Karoline Menacho Lima Bach*
Sobre
a política externa é comum o enfoque na figura do Estado como única autoridade
a ter legitimidade para firmar acordos e tratados, ou seja, como único ator
central no cenário internacional. Mas é no pós Segunda Guerra Mundial que a
paradiplomacia surge nos Estados industrializados (Salomón, p.269) como uma
ferramenta para estabelecer vínculos entre diferentes regiões, e como uma forma
de flexibilizar e agilizar a diplomacia, agregando um novo nível nas relações
internacionais.
Ou
seja, a paradiplomacia caracteriza-se pelo envolvimento de agentes subnacionais
na política externa, podendo ser tanto em firmamento de acordos e tratados,
quanto em relações não jurídicas, como em relações econômicas, intercâmbio
cultural e educação, influenciando cada vez mais em decisões políticas, sociais
e econômicas no mundo.
Nesse
sentido, desenvolvem-se as cidades irmãs, ou seja, cidades que possuem características
em comum e estabelecem laços de cooperação. Em 1944, duas cidades devastadas
pela guerra, Coventry e Stalingrado estabeleceram as primeiras relações como
cidades irmãs, em uma tentativa de se reerguerem em meio ao caos. Nos dias de
hoje, Coventry conta com 26 cidades irmãs.

INSTRUÇÕES
**1)** Segundo o texto sobre paradiplomacia, em que ano Coventry e Stalingrado estabeleceram as primeiras relações como cidades irmãs?
**2)** Diga se cada afirmação a seguir está de acordo com o texto sobre paradiplomacia, respondendo sim ou não e citando literalmente as palavras do texto que decidem a questão: (a) A paradiplomacia surgiu antes da Segunda Guerra Mundial. (b) Atualmente Coventry tem 26 cidades irmãs. (c) A paradiplomacia se limita a acordos e tratados jurídicos.
**3)** Transcreva sem nenhuma alteração o trecho do texto sobre paradiplomacia que vai de "Karoline Menacho Lima" até "internacionais.".

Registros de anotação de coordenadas
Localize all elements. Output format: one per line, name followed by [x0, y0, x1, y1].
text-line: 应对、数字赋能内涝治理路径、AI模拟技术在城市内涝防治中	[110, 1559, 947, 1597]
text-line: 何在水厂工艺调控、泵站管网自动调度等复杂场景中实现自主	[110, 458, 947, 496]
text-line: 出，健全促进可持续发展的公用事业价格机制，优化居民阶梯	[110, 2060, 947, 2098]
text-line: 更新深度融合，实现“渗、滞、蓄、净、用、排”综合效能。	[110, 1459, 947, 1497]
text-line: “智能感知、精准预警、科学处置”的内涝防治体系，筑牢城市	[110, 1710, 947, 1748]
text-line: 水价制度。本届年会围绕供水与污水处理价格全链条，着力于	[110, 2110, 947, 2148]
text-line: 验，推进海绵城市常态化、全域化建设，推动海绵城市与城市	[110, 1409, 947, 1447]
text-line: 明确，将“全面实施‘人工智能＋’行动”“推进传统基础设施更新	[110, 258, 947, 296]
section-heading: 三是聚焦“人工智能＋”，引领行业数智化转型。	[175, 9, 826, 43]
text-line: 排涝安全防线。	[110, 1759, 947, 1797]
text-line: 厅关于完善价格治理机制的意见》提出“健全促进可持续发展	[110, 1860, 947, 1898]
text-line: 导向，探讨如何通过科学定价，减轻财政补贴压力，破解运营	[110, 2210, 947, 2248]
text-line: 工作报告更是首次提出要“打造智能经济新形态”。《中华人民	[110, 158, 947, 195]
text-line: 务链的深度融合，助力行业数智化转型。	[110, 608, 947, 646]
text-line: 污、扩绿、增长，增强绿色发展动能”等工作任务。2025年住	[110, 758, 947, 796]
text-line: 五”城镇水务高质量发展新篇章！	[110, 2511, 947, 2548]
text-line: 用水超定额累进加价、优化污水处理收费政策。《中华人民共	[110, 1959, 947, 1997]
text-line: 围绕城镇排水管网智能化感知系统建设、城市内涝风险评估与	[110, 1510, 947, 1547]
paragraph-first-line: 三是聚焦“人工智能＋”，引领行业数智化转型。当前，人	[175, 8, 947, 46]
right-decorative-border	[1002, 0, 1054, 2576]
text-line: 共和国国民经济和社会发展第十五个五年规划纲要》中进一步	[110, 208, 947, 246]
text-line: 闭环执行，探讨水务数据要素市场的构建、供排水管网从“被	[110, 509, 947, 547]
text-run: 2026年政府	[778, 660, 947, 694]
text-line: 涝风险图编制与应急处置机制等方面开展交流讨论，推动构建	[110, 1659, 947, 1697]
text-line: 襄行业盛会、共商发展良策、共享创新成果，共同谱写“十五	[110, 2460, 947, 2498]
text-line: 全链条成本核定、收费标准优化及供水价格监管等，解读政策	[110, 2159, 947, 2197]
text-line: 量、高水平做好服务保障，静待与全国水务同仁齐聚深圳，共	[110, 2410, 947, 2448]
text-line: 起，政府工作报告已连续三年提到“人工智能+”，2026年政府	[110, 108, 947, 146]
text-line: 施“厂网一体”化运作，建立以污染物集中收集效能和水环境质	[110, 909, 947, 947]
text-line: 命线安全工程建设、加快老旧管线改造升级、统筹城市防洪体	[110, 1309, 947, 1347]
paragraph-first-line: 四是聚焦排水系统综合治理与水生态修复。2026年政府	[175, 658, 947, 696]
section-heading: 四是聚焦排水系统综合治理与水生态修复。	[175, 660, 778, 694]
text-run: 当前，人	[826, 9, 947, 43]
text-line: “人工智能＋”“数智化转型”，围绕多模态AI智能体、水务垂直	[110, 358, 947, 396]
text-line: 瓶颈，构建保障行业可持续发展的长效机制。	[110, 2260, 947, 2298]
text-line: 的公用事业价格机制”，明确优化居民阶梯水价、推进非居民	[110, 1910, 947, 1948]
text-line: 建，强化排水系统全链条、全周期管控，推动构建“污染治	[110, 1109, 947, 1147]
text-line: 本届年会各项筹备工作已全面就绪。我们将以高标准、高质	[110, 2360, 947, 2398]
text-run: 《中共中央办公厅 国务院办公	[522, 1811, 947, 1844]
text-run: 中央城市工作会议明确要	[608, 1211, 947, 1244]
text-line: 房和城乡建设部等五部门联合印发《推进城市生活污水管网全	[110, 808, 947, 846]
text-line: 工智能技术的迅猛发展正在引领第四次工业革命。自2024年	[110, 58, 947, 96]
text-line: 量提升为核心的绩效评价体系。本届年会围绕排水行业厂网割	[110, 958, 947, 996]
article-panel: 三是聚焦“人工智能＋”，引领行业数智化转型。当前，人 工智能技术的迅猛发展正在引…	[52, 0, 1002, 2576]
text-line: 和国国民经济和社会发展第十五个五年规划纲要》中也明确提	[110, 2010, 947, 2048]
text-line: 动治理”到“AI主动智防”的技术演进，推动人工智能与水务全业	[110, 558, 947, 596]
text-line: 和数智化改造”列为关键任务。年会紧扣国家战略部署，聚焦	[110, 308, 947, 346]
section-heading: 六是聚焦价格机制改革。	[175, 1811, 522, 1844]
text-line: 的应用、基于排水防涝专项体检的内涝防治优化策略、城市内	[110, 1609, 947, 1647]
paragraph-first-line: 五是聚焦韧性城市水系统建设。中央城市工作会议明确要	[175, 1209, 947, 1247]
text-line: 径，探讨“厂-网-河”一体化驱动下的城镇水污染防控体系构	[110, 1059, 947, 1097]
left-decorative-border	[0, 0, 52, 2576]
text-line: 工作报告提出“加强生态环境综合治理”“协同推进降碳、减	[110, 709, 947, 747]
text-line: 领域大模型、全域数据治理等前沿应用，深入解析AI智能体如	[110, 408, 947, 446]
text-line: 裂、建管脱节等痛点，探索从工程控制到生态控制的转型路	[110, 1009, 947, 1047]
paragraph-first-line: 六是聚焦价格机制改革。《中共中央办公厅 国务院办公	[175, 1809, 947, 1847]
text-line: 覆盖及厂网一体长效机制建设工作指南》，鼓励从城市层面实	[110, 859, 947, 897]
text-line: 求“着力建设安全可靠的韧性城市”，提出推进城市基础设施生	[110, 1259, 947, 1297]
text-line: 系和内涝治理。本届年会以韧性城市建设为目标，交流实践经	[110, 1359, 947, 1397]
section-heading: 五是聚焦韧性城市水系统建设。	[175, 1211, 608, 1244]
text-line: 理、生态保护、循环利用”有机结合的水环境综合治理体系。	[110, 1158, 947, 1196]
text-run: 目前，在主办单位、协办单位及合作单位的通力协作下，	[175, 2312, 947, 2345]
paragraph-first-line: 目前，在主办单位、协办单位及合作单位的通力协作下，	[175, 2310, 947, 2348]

RESPOSTAS ESPERADAS
**1)** Em 1944.

**2)**
(a) Não: "Mas é no pós Segunda Guerra Mundial que a paradiplomacia surge nos Estados industrializados".
(b) Sim: "Nos dias de hoje, Coventry conta com 26 cidades irmãs."
(c) Não: "quanto em relações não jurídicas, como em relações econômicas, intercâmbio cultural e educação".

**3)**
Karoline Menacho Lima Bach*
Sobre
a política externa é comum o enfoque na figura do Estado como única autoridade
a ter legitimidade para firmar acordos e tratados, ou seja, como único ator
central no cenário internacional. Mas é no pós Segunda Guerra Mundial que a
paradiplomacia surge nos Estados industrializados (Salomón, p.269) como uma
ferramenta para estabelecer vínculos entre diferentes regiões, e como uma forma
de flexibilizar e agilizar a diplomacia, agregando um novo nível nas relações
internacionais.